Exercise prompt => Set every record down verbatim and omit the pictures.

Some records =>

--------------------------------------------------

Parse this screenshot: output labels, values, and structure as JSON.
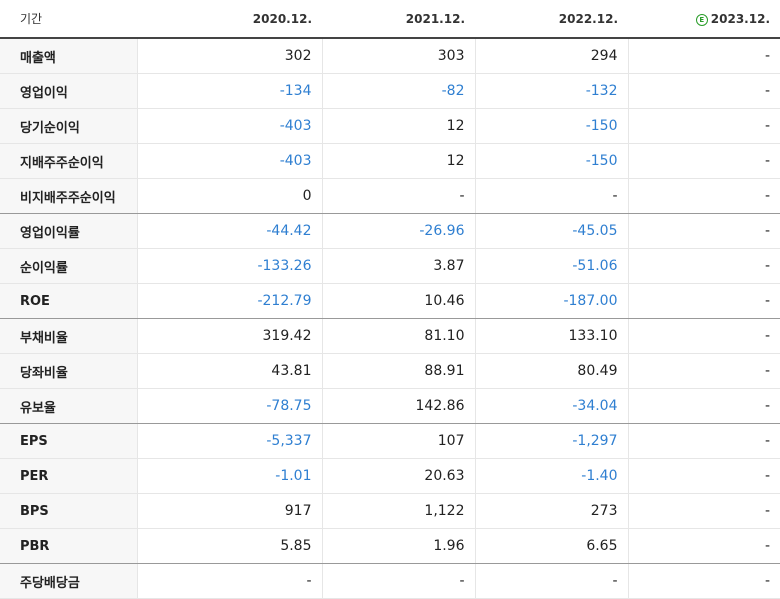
{
  "header": {
    "period_label": "기간",
    "estimate_badge": "E",
    "columns": [
      "2020.12.",
      "2021.12.",
      "2022.12.",
      "2023.12."
    ]
  },
  "rows": [
    {
      "label": "매출액",
      "values": [
        "302",
        "303",
        "294",
        "-"
      ]
    },
    {
      "label": "영업이익",
      "values": [
        "-134",
        "-82",
        "-132",
        "-"
      ]
    },
    {
      "label": "당기순이익",
      "values": [
        "-403",
        "12",
        "-150",
        "-"
      ]
    },
    {
      "label": "지배주주순이익",
      "values": [
        "-403",
        "12",
        "-150",
        "-"
      ]
    },
    {
      "label": "비지배주주순이익",
      "values": [
        "0",
        "-",
        "-",
        "-"
      ]
    },
    {
      "label": "영업이익률",
      "values": [
        "-44.42",
        "-26.96",
        "-45.05",
        "-"
      ]
    },
    {
      "label": "순이익률",
      "values": [
        "-133.26",
        "3.87",
        "-51.06",
        "-"
      ]
    },
    {
      "label": "ROE",
      "values": [
        "-212.79",
        "10.46",
        "-187.00",
        "-"
      ]
    },
    {
      "label": "부채비율",
      "values": [
        "319.42",
        "81.10",
        "133.10",
        "-"
      ]
    },
    {
      "label": "당좌비율",
      "values": [
        "43.81",
        "88.91",
        "80.49",
        "-"
      ]
    },
    {
      "label": "유보율",
      "values": [
        "-78.75",
        "142.86",
        "-34.04",
        "-"
      ]
    },
    {
      "label": "EPS",
      "values": [
        "-5,337",
        "107",
        "-1,297",
        "-"
      ]
    },
    {
      "label": "PER",
      "values": [
        "-1.01",
        "20.63",
        "-1.40",
        "-"
      ]
    },
    {
      "label": "BPS",
      "values": [
        "917",
        "1,122",
        "273",
        "-"
      ]
    },
    {
      "label": "PBR",
      "values": [
        "5.85",
        "1.96",
        "6.65",
        "-"
      ]
    },
    {
      "label": "주당배당금",
      "values": [
        "-",
        "-",
        "-",
        "-"
      ]
    }
  ],
  "colors": {
    "negative": "#2f7fd1",
    "estimate": "#2a9d2a"
  }
}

--------------------------------------------------

Answer to this task =>
Parse this screenshot: output labels, values, and structure as JSON.
{
  "header": {
    "period_label": "기간",
    "estimate_badge": "E",
    "columns": [
      "2020.12.",
      "2021.12.",
      "2022.12.",
      "2023.12."
    ]
  },
  "rows": [
    {
      "label": "매출액",
      "values": [
        "302",
        "303",
        "294",
        "-"
      ]
    },
    {
      "label": "영업이익",
      "values": [
        "-134",
        "-82",
        "-132",
        "-"
      ]
    },
    {
      "label": "당기순이익",
      "values": [
        "-403",
        "12",
        "-150",
        "-"
      ]
    },
    {
      "label": "지배주주순이익",
      "values": [
        "-403",
        "12",
        "-150",
        "-"
      ]
    },
    {
      "label": "비지배주주순이익",
      "values": [
        "0",
        "-",
        "-",
        "-"
      ]
    },
    {
      "label": "영업이익률",
      "values": [
        "-44.42",
        "-26.96",
        "-45.05",
        "-"
      ]
    },
    {
      "label": "순이익률",
      "values": [
        "-133.26",
        "3.87",
        "-51.06",
        "-"
      ]
    },
    {
      "label": "ROE",
      "values": [
        "-212.79",
        "10.46",
        "-187.00",
        "-"
      ]
    },
    {
      "label": "부채비율",
      "values": [
        "319.42",
        "81.10",
        "133.10",
        "-"
      ]
    },
    {
      "label": "당좌비율",
      "values": [
        "43.81",
        "88.91",
        "80.49",
        "-"
      ]
    },
    {
      "label": "유보율",
      "values": [
        "-78.75",
        "142.86",
        "-34.04",
        "-"
      ]
    },
    {
      "label": "EPS",
      "values": [
        "-5,337",
        "107",
        "-1,297",
        "-"
      ]
    },
    {
      "label": "PER",
      "values": [
        "-1.01",
        "20.63",
        "-1.40",
        "-"
      ]
    },
    {
      "label": "BPS",
      "values": [
        "917",
        "1,122",
        "273",
        "-"
      ]
    },
    {
      "label": "PBR",
      "values": [
        "5.85",
        "1.96",
        "6.65",
        "-"
      ]
    },
    {
      "label": "주당배당금",
      "values": [
        "-",
        "-",
        "-",
        "-"
      ]
    }
  ],
  "colors": {
    "negative": "#2f7fd1",
    "estimate": "#2a9d2a"
  }
}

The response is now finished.